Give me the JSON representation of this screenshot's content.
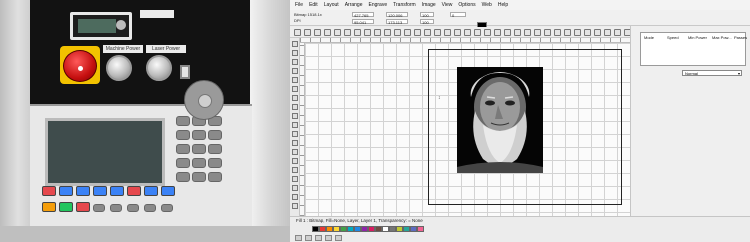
{
  "photo": {
    "panel_labels": [
      "Machine Power",
      "Laser Power"
    ],
    "top_label": "",
    "controller_color_keys": [
      "#e5484d",
      "#3b82f6",
      "#3b82f6",
      "#3b82f6",
      "#3b82f6",
      "#e5484d",
      "#3b82f6",
      "#3b82f6",
      "#f59e0b",
      "#22c55e",
      "#e5484d"
    ]
  },
  "software": {
    "menu": [
      "File",
      "Edit",
      "Layout",
      "Arrange",
      "Engrave",
      "Transform",
      "Image",
      "View",
      "Options",
      "Web",
      "Help"
    ],
    "props": {
      "position_x": "427.765",
      "position_y": "95.041",
      "size_w": "120.006",
      "size_h": "173.113",
      "scale_w": "100",
      "scale_h": "100",
      "angle": "0",
      "object_info": "Bitmap 1518.1x",
      "object_dpi": "DPI"
    },
    "layer_table_headers": [
      "Mode",
      "Speed",
      "Min Power",
      "Max Pow...",
      "Passes"
    ],
    "mode_select": "Normal",
    "status_text": "Fill 1 : Bitmap, Fill=None, Layer, Layer 1, Transparency: = None",
    "palette": [
      "#000000",
      "#e53935",
      "#fb8c00",
      "#fdd835",
      "#43a047",
      "#00acc1",
      "#1e88e5",
      "#8e24aa",
      "#d81b60",
      "#6d4c41",
      "#ffffff",
      "#757575",
      "#c0ca33",
      "#26a69a",
      "#5c6bc0",
      "#f06292"
    ],
    "cursor_mark": "↕"
  }
}
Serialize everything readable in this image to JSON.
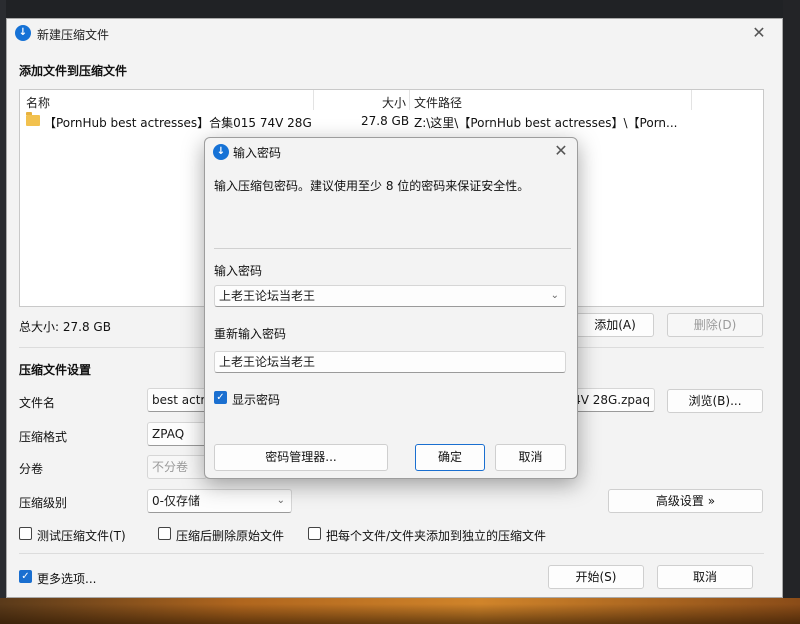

> Task description
Transcribe the whole listing exactly. Pictures stay out of your copy.

> Task response
Give me the JSON representation of this screenshot's content.
{
  "photo": {
    "panel_labels": [
      "Machine Power",
      "Laser Power"
    ],
    "top_label": "",
    "controller_color_keys": [
      "#e5484d",
      "#3b82f6",
      "#3b82f6",
      "#3b82f6",
      "#3b82f6",
      "#e5484d",
      "#3b82f6",
      "#3b82f6",
      "#f59e0b",
      "#22c55e",
      "#e5484d"
    ]
  },
  "software": {
    "menu": [
      "File",
      "Edit",
      "Layout",
      "Arrange",
      "Engrave",
      "Transform",
      "Image",
      "View",
      "Options",
      "Web",
      "Help"
    ],
    "props": {
      "position_x": "427.765",
      "position_y": "95.041",
      "size_w": "120.006",
      "size_h": "173.113",
      "scale_w": "100",
      "scale_h": "100",
      "angle": "0",
      "object_info": "Bitmap 1518.1x",
      "object_dpi": "DPI"
    },
    "layer_table_headers": [
      "Mode",
      "Speed",
      "Min Power",
      "Max Pow...",
      "Passes"
    ],
    "mode_select": "Normal",
    "status_text": "Fill 1 : Bitmap, Fill=None, Layer, Layer 1, Transparency: = None",
    "palette": [
      "#000000",
      "#e53935",
      "#fb8c00",
      "#fdd835",
      "#43a047",
      "#00acc1",
      "#1e88e5",
      "#8e24aa",
      "#d81b60",
      "#6d4c41",
      "#ffffff",
      "#757575",
      "#c0ca33",
      "#26a69a",
      "#5c6bc0",
      "#f06292"
    ],
    "cursor_mark": "↕"
  }
}
Serialize everything readable in this image to JSON.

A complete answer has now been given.